## Exercise requirements
Using the data below, tally the lines that include the string "СТАЛЬ". Only the number is wanted.

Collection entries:
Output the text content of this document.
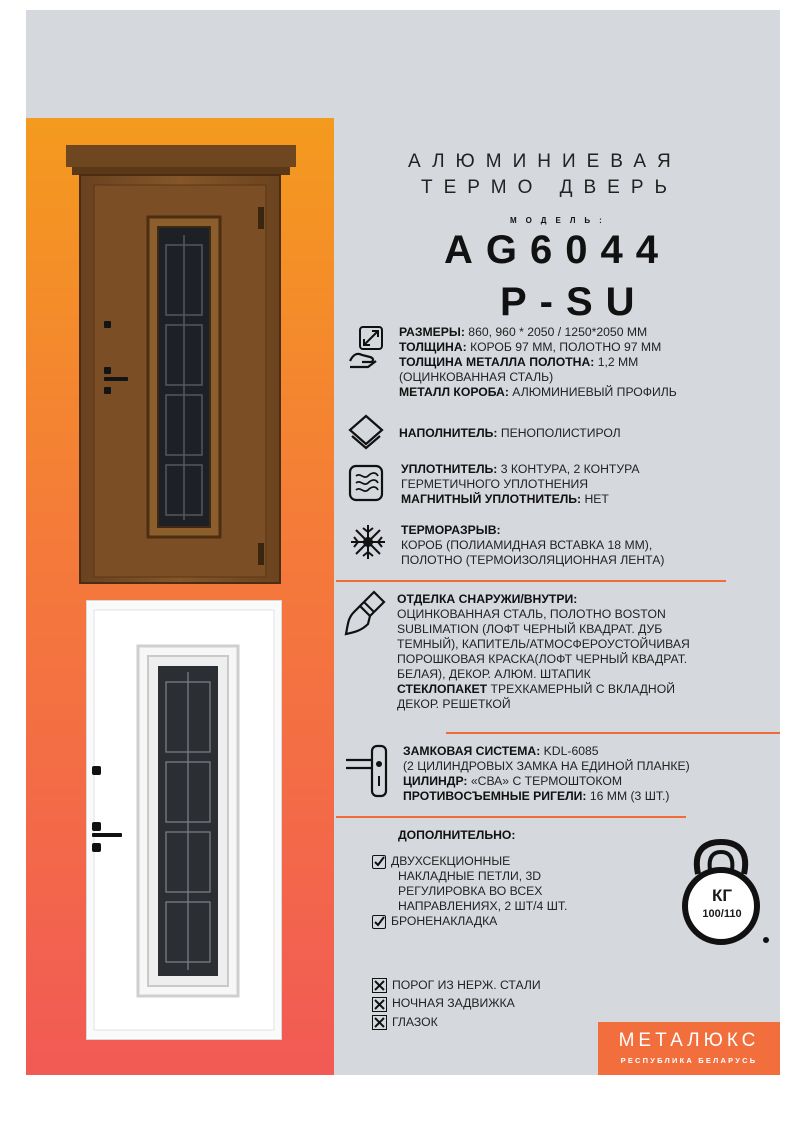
АЛЮМИНИЕВАЯ
ТЕРМО ДВЕРЬ
МОДЕЛЬ:
AG6044
P-SU
РАЗМЕРЫ: 860, 960 * 2050 / 1250*2050 ММ
ТОЛЩИНА: КОРОБ 97 ММ, ПОЛОТНО 97 ММ
ТОЛЩИНА МЕТАЛЛА ПОЛОТНА: 1,2 ММ
(ОЦИНКОВАННАЯ СТАЛЬ)
МЕТАЛЛ КОРОБА: АЛЮМИНИЕВЫЙ ПРОФИЛЬ
НАПОЛНИТЕЛЬ: ПЕНОПОЛИСТИРОЛ
УПЛОТНИТЕЛЬ: 3 КОНТУРА, 2 КОНТУРА
ГЕРМЕТИЧНОГО УПЛОТНЕНИЯ
МАГНИТНЫЙ УПЛОТНИТЕЛЬ: НЕТ
ТЕРМОРАЗРЫВ:
КОРОБ (ПОЛИАМИДНАЯ ВСТАВКА 18 ММ),
ПОЛОТНО (ТЕРМОИЗОЛЯЦИОННАЯ ЛЕНТА)
ОТДЕЛКА СНАРУЖИ/ВНУТРИ:
ОЦИНКОВАННАЯ СТАЛЬ, ПОЛОТНО BOSTON
SUBLIMATION (ЛОФТ ЧЕРНЫЙ КВАДРАТ. ДУБ
ТЕМНЫЙ), КАПИТЕЛЬ/АТМОСФЕРОУСТОЙЧИВАЯ
ПОРОШКОВАЯ КРАСКА(ЛОФТ ЧЕРНЫЙ КВАДРАТ.
БЕЛАЯ), ДЕКОР. АЛЮМ. ШТАПИК
СТЕКЛОПАКЕТ ТРЕХКАМЕРНЫЙ С ВКЛАДНОЙ
ДЕКОР. РЕШЕТКОЙ
ЗАМКОВАЯ СИСТЕМА: KDL-6085
(2 ЦИЛИНДРОВЫХ ЗАМКА НА ЕДИНОЙ ПЛАНКЕ)
ЦИЛИНДР: «СВА» С ТЕРМОШТОКОМ
ПРОТИВОСЪЕМНЫЕ РИГЕЛИ: 16 ММ (3 ШТ.)
ДОПОЛНИТЕЛЬНО:
ДВУХСЕКЦИОННЫЕ
НАКЛАДНЫЕ ПЕТЛИ, 3D
РЕГУЛИРОВКА ВО ВСЕХ
НАПРАВЛЕНИЯХ, 2 ШТ/4 ШТ.
БРОНЕНАКЛАДКА
ПОРОГ ИЗ НЕРЖ. СТАЛИ
НОЧНАЯ ЗАДВИЖКА
ГЛАЗОК
КГ
100/110
МЕТАЛЮКС
РЕСПУБЛИКА БЕЛАРУСЬ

## Answer for this exercise
2